Data records
(begin)

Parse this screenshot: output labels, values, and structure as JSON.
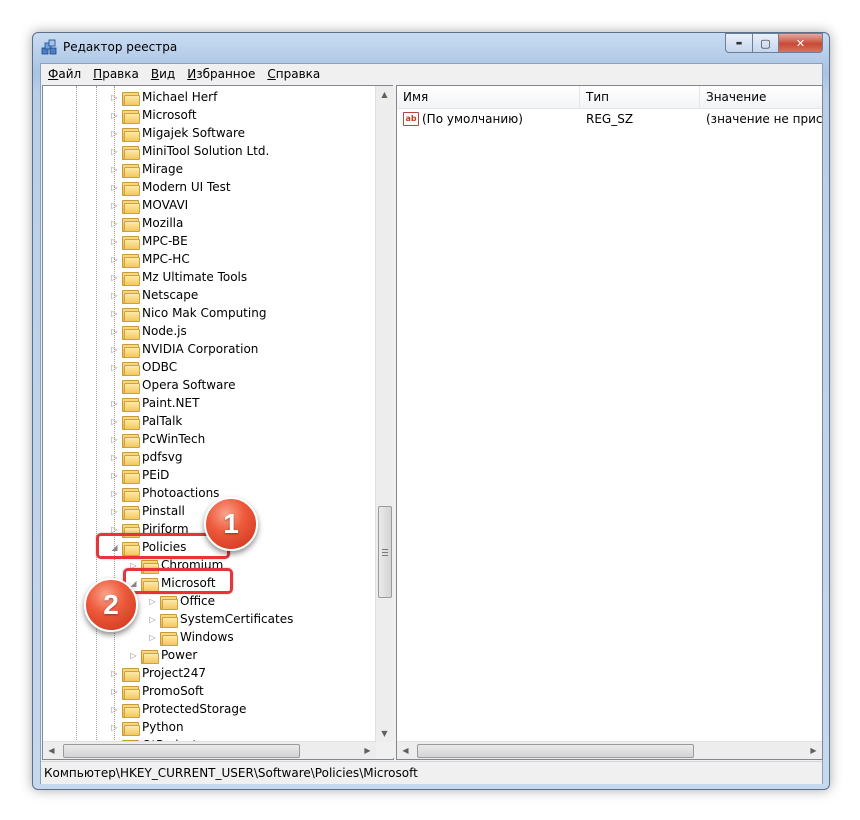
{
  "window": {
    "title": "Редактор реестра",
    "controls": {
      "minimize": "▬",
      "maximize": "▢",
      "close": "✕"
    }
  },
  "menu": [
    {
      "label": "Файл",
      "key": "Ф",
      "rest": "айл"
    },
    {
      "label": "Правка",
      "key": "П",
      "rest": "равка"
    },
    {
      "label": "Вид",
      "key": "В",
      "rest": "ид"
    },
    {
      "label": "Избранное",
      "key": "И",
      "rest": "збранное"
    },
    {
      "label": "Справка",
      "key": "С",
      "rest": "правка"
    }
  ],
  "tree": {
    "nodes": [
      {
        "label": "Michael Herf",
        "level": 0,
        "expander": "▷"
      },
      {
        "label": "Microsoft",
        "level": 0,
        "expander": "▷"
      },
      {
        "label": "Migajek Software",
        "level": 0,
        "expander": "▷"
      },
      {
        "label": "MiniTool Solution Ltd.",
        "level": 0,
        "expander": "▷"
      },
      {
        "label": "Mirage",
        "level": 0,
        "expander": "▷"
      },
      {
        "label": "Modern UI Test",
        "level": 0,
        "expander": "▷"
      },
      {
        "label": "MOVAVI",
        "level": 0,
        "expander": "▷"
      },
      {
        "label": "Mozilla",
        "level": 0,
        "expander": "▷"
      },
      {
        "label": "MPC-BE",
        "level": 0,
        "expander": "▷"
      },
      {
        "label": "MPC-HC",
        "level": 0,
        "expander": "▷"
      },
      {
        "label": "Mz Ultimate Tools",
        "level": 0,
        "expander": "▷"
      },
      {
        "label": "Netscape",
        "level": 0,
        "expander": "▷"
      },
      {
        "label": "Nico Mak Computing",
        "level": 0,
        "expander": "▷"
      },
      {
        "label": "Node.js",
        "level": 0,
        "expander": "▷"
      },
      {
        "label": "NVIDIA Corporation",
        "level": 0,
        "expander": "▷"
      },
      {
        "label": "ODBC",
        "level": 0,
        "expander": "▷"
      },
      {
        "label": "Opera Software",
        "level": 0,
        "expander": ""
      },
      {
        "label": "Paint.NET",
        "level": 0,
        "expander": "▷"
      },
      {
        "label": "PalTalk",
        "level": 0,
        "expander": "▷"
      },
      {
        "label": "PcWinTech",
        "level": 0,
        "expander": "▷"
      },
      {
        "label": "pdfsvg",
        "level": 0,
        "expander": "▷"
      },
      {
        "label": "PEiD",
        "level": 0,
        "expander": "▷"
      },
      {
        "label": "Photoactions",
        "level": 0,
        "expander": "▷"
      },
      {
        "label": "Pinstall",
        "level": 0,
        "expander": "▷"
      },
      {
        "label": "Piriform",
        "level": 0,
        "expander": "▷"
      },
      {
        "label": "Policies",
        "level": 0,
        "expander": "◢"
      },
      {
        "label": "Chromium",
        "level": 1,
        "expander": "▷"
      },
      {
        "label": "Microsoft",
        "level": 1,
        "expander": "◢"
      },
      {
        "label": "Office",
        "level": 2,
        "expander": "▷"
      },
      {
        "label": "SystemCertificates",
        "level": 2,
        "expander": "▷"
      },
      {
        "label": "Windows",
        "level": 2,
        "expander": "▷"
      },
      {
        "label": "Power",
        "level": 1,
        "expander": "▷"
      },
      {
        "label": "Project247",
        "level": 0,
        "expander": "▷"
      },
      {
        "label": "PromoSoft",
        "level": 0,
        "expander": "▷"
      },
      {
        "label": "ProtectedStorage",
        "level": 0,
        "expander": "▷"
      },
      {
        "label": "Python",
        "level": 0,
        "expander": "▷"
      },
      {
        "label": "QtProject",
        "level": 0,
        "expander": "▷"
      }
    ]
  },
  "list": {
    "columns": [
      {
        "label": "Имя"
      },
      {
        "label": "Тип"
      },
      {
        "label": "Значение"
      }
    ],
    "rows": [
      {
        "name": "(По умолчанию)",
        "type": "REG_SZ",
        "value": "(значение не присвоено)",
        "icon": "ab"
      }
    ]
  },
  "status": {
    "path": "Компьютер\\HKEY_CURRENT_USER\\Software\\Policies\\Microsoft"
  },
  "annotations": [
    {
      "number": "1"
    },
    {
      "number": "2"
    }
  ],
  "scroll": {
    "up": "▲",
    "down": "▼",
    "left": "◀",
    "right": "▶"
  },
  "colors": {
    "highlight": "#e8333a",
    "badge": "#ee5a3b",
    "title_gradient_top": "#c9dcf2"
  }
}
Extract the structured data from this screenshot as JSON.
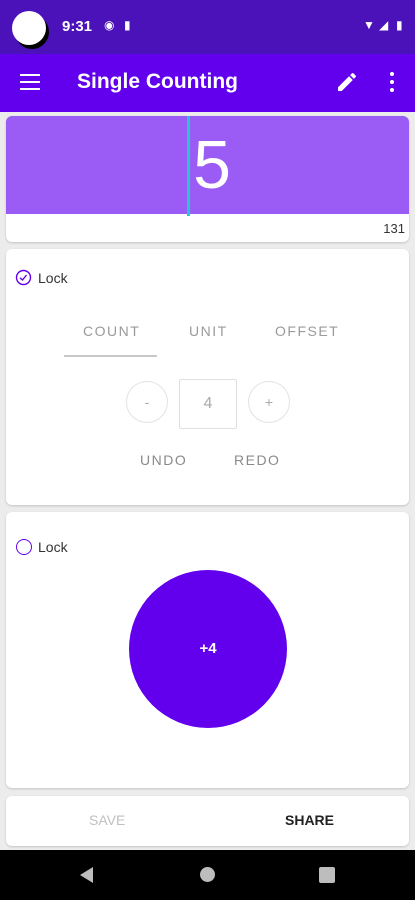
{
  "status_bar": {
    "time": "9:31",
    "icons": [
      "notification-icon",
      "sd-card-icon",
      "wifi-icon",
      "signal-icon",
      "battery-icon"
    ]
  },
  "app_bar": {
    "title": "Single Counting",
    "icons": [
      "menu-icon",
      "pencil-icon",
      "more-vert-icon"
    ]
  },
  "counter": {
    "value": "5",
    "total": "131"
  },
  "control_panel": {
    "lock_label": "Lock",
    "tabs": [
      {
        "label": "COUNT",
        "selected": true
      },
      {
        "label": "UNIT",
        "selected": false
      },
      {
        "label": "OFFSET",
        "selected": false
      }
    ],
    "decrement_label": "-",
    "increment_label": "+",
    "step_value": "4",
    "undo_label": "UNDO",
    "redo_label": "REDO"
  },
  "tap_panel": {
    "lock_label": "Lock",
    "tap_button_label": "+4"
  },
  "actions": {
    "save_label": "SAVE",
    "share_label": "SHARE"
  },
  "colors": {
    "primary": "#6200ee",
    "status_bar": "#4a12b8",
    "display": "#9b5cf5",
    "cursor": "#27c4d6"
  }
}
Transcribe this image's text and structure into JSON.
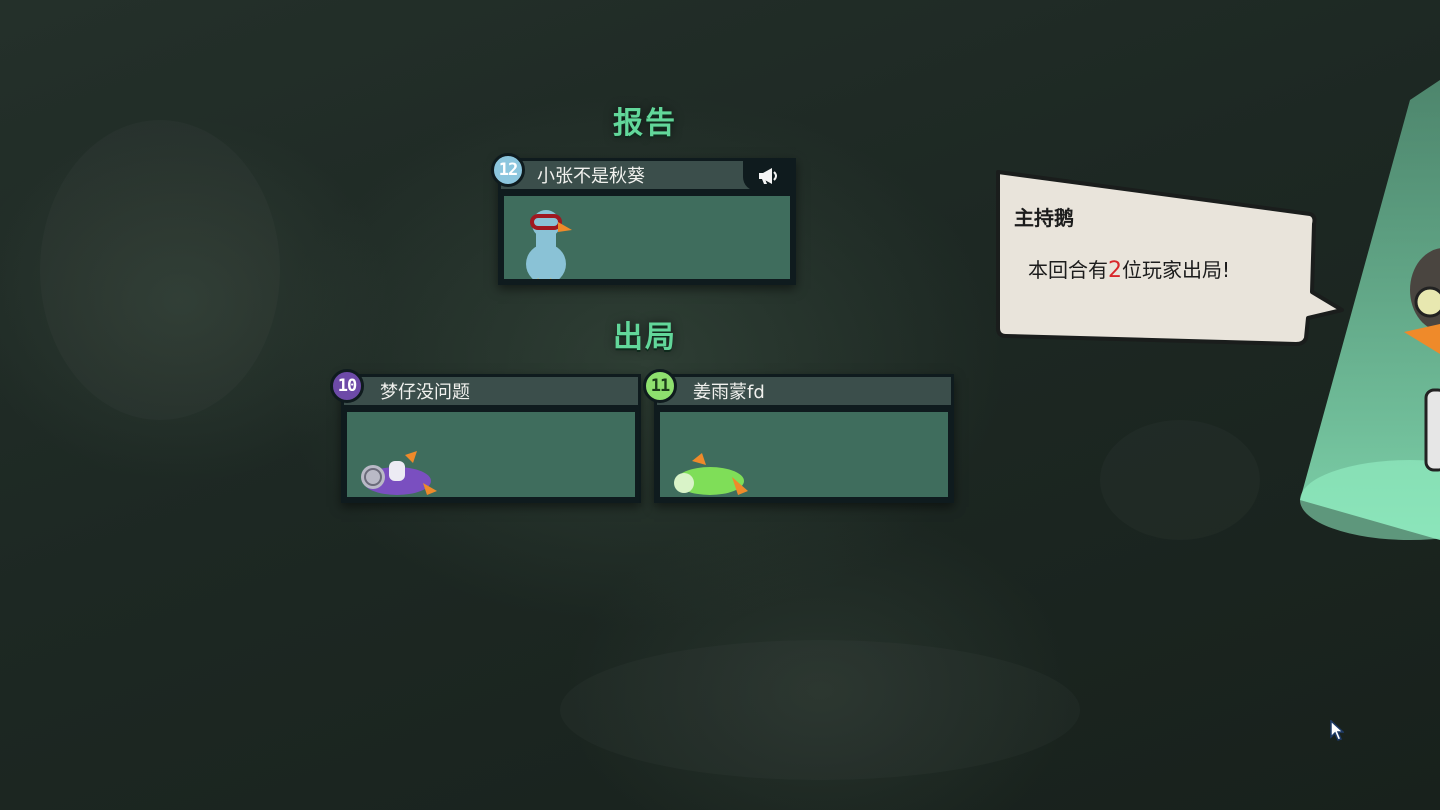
{
  "sections": {
    "report_title": "报告",
    "out_title": "出局"
  },
  "reporter": {
    "number": "12",
    "name": "小张不是秋葵",
    "badge_color": "#8cc6de"
  },
  "eliminated": [
    {
      "number": "10",
      "name": "梦仔没问题",
      "badge_color": "#6d4aa8",
      "badge_text_color": "#ffffff",
      "body_color": "#7a4fc0"
    },
    {
      "number": "11",
      "name": "姜雨蒙fd",
      "badge_color": "#8ee06e",
      "badge_text_color": "#1c3d1a",
      "body_color": "#7fde58"
    }
  ],
  "host": {
    "name": "主持鹅",
    "message_prefix": "本回合有",
    "message_count": "2",
    "message_suffix": "位玩家出局!"
  },
  "colors": {
    "heading": "#62d79a",
    "card_header": "#3b4e4b",
    "card_body": "#3f6d5d",
    "highlight_number": "#d8262a"
  },
  "icons": [
    "megaphone-icon",
    "cursor-icon"
  ]
}
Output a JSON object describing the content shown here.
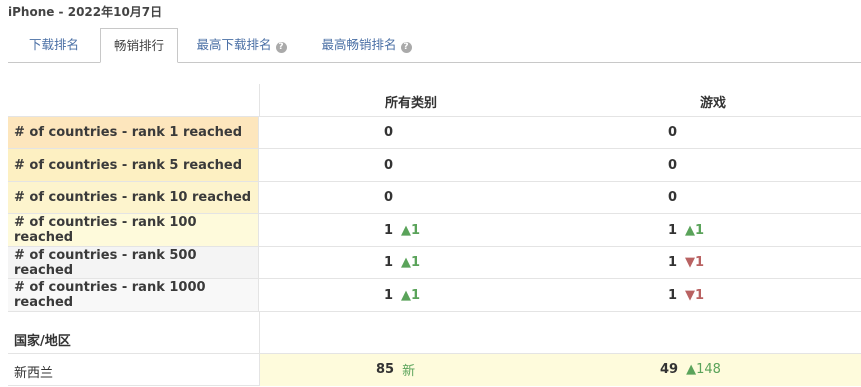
{
  "header": {
    "title": "iPhone - 2022年10月7日"
  },
  "tabs": [
    {
      "label": "下载排名",
      "help": false
    },
    {
      "label": "畅销排行",
      "help": false,
      "active": true
    },
    {
      "label": "最高下载排名",
      "help": true
    },
    {
      "label": "最高畅销排名",
      "help": true
    }
  ],
  "icons": {
    "help": "help-circle-icon",
    "up": "arrow-up-icon",
    "down": "arrow-down-icon"
  },
  "columns": [
    "所有类别",
    "游戏"
  ],
  "rows": [
    {
      "label": "# of countries - rank 1 reached",
      "bg": "#fde6bd",
      "cells": [
        {
          "value": "0"
        },
        {
          "value": "0"
        }
      ]
    },
    {
      "label": "# of countries - rank 5 reached",
      "bg": "#fdf0c2",
      "cells": [
        {
          "value": "0"
        },
        {
          "value": "0"
        }
      ]
    },
    {
      "label": "# of countries - rank 10 reached",
      "bg": "#fdf4cd",
      "cells": [
        {
          "value": "0"
        },
        {
          "value": "0"
        }
      ]
    },
    {
      "label": "# of countries - rank 100 reached",
      "bg": "#fefadb",
      "cells": [
        {
          "value": "1",
          "change": "▲1",
          "dir": "up"
        },
        {
          "value": "1",
          "change": "▲1",
          "dir": "up"
        }
      ]
    },
    {
      "label": "# of countries - rank 500 reached",
      "bg": "#f4f4f4",
      "cells": [
        {
          "value": "1",
          "change": "▲1",
          "dir": "up"
        },
        {
          "value": "1",
          "change": "▼1",
          "dir": "down"
        }
      ]
    },
    {
      "label": "# of countries - rank 1000 reached",
      "bg": "#f8f8f8",
      "cells": [
        {
          "value": "1",
          "change": "▲1",
          "dir": "up"
        },
        {
          "value": "1",
          "change": "▼1",
          "dir": "down"
        }
      ]
    }
  ],
  "section": {
    "title": "国家/地区"
  },
  "countries": [
    {
      "name": "新西兰",
      "bg": "#fefbdc",
      "cells": [
        {
          "value": "85",
          "change": "新",
          "dir": "up"
        },
        {
          "value": "49",
          "change": "▲148",
          "dir": "up"
        }
      ]
    }
  ],
  "colors": {
    "link": "#4a6fa5",
    "up": "#5aa35a",
    "down": "#b96262"
  }
}
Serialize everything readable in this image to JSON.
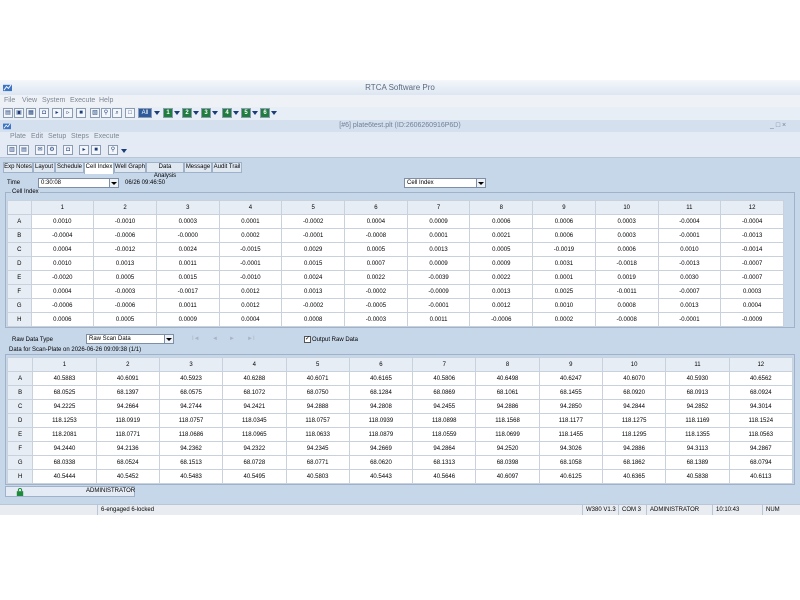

(end)

§ WRITTEN EXERCISE
Go through the records above and copy every line with the word "Policies".

§ TASK RESULT
        "label": "Policies",
    "path": "Компьютер\\HKEY_CURRENT_USER\\Software\\Policies\\Microsoft"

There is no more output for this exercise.